### Exercise material ###
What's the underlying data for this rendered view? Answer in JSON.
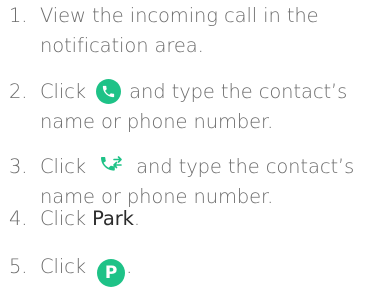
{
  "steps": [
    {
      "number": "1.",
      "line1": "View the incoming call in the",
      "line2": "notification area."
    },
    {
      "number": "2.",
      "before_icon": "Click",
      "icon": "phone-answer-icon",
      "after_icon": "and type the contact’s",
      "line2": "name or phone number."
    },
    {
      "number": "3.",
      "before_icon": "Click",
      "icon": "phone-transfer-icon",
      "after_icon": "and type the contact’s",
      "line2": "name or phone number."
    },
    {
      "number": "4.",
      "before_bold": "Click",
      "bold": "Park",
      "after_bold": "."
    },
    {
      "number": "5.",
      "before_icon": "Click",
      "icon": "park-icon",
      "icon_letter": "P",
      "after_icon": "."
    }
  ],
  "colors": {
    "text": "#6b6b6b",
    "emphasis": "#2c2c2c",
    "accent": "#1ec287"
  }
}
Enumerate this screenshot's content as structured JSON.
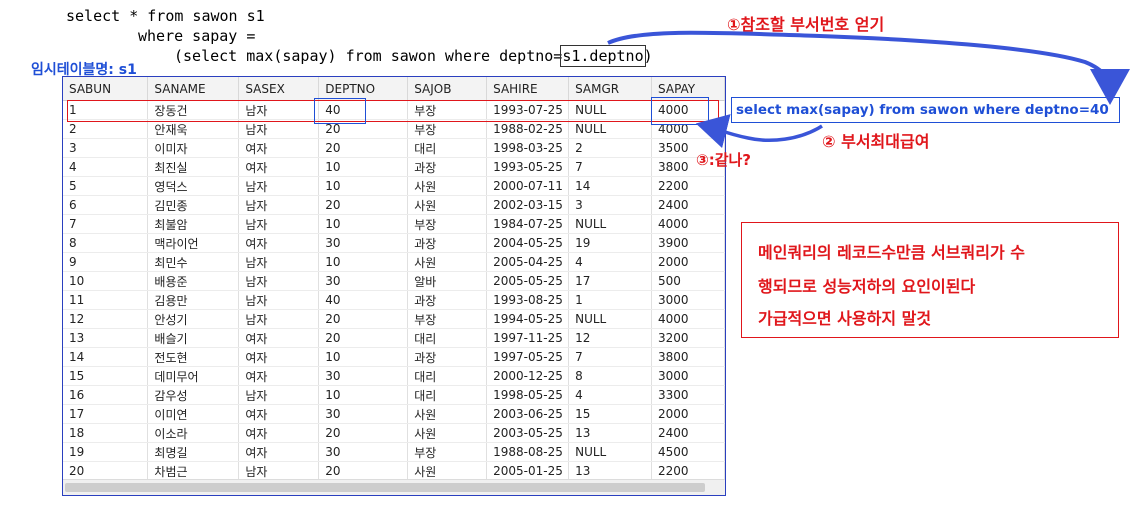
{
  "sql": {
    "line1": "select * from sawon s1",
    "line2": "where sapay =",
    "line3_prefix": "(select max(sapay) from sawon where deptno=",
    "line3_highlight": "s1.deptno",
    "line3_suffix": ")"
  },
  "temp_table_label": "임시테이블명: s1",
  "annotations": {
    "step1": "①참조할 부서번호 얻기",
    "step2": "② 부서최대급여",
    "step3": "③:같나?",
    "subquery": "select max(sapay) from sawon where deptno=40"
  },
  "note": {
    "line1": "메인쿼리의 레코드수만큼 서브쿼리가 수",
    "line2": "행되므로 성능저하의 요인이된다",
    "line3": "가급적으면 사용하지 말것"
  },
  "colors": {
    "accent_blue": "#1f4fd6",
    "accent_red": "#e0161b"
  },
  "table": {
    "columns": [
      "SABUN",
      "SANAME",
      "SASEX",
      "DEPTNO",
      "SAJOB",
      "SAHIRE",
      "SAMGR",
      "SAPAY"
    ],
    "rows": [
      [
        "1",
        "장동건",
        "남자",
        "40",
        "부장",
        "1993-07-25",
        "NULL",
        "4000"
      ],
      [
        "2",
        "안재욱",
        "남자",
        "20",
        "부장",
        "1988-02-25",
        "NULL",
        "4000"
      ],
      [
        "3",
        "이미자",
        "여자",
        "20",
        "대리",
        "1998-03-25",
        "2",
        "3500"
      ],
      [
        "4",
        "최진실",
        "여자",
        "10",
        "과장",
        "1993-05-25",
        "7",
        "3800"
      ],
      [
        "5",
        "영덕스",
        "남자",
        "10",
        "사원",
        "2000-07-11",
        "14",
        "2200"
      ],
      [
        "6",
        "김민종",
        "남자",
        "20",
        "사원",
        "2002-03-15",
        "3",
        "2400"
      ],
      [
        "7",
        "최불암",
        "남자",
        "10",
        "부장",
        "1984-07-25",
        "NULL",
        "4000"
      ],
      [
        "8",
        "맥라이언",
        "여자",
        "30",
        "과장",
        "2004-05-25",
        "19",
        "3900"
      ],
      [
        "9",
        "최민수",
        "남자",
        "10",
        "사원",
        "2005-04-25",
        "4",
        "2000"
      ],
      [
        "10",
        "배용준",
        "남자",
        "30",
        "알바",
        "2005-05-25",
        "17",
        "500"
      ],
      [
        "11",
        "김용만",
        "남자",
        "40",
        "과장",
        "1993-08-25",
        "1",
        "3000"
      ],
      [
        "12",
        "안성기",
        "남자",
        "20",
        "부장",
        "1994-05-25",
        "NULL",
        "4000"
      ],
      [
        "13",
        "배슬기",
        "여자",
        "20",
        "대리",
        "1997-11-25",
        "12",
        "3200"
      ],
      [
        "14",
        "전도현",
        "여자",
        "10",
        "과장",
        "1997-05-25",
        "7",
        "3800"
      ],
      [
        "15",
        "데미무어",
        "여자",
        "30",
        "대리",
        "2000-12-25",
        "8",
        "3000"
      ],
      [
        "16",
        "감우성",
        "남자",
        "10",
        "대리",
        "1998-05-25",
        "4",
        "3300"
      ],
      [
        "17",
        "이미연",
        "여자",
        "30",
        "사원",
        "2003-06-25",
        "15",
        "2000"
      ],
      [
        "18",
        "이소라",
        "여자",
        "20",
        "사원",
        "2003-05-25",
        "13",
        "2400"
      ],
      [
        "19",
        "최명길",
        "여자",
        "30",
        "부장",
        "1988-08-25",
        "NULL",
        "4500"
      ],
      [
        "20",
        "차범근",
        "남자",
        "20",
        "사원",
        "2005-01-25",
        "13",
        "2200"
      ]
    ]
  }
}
###
§ What you are asked to do
Of the lines in this listing, report how many contain the string "phone", and give the number only.

§ The result
4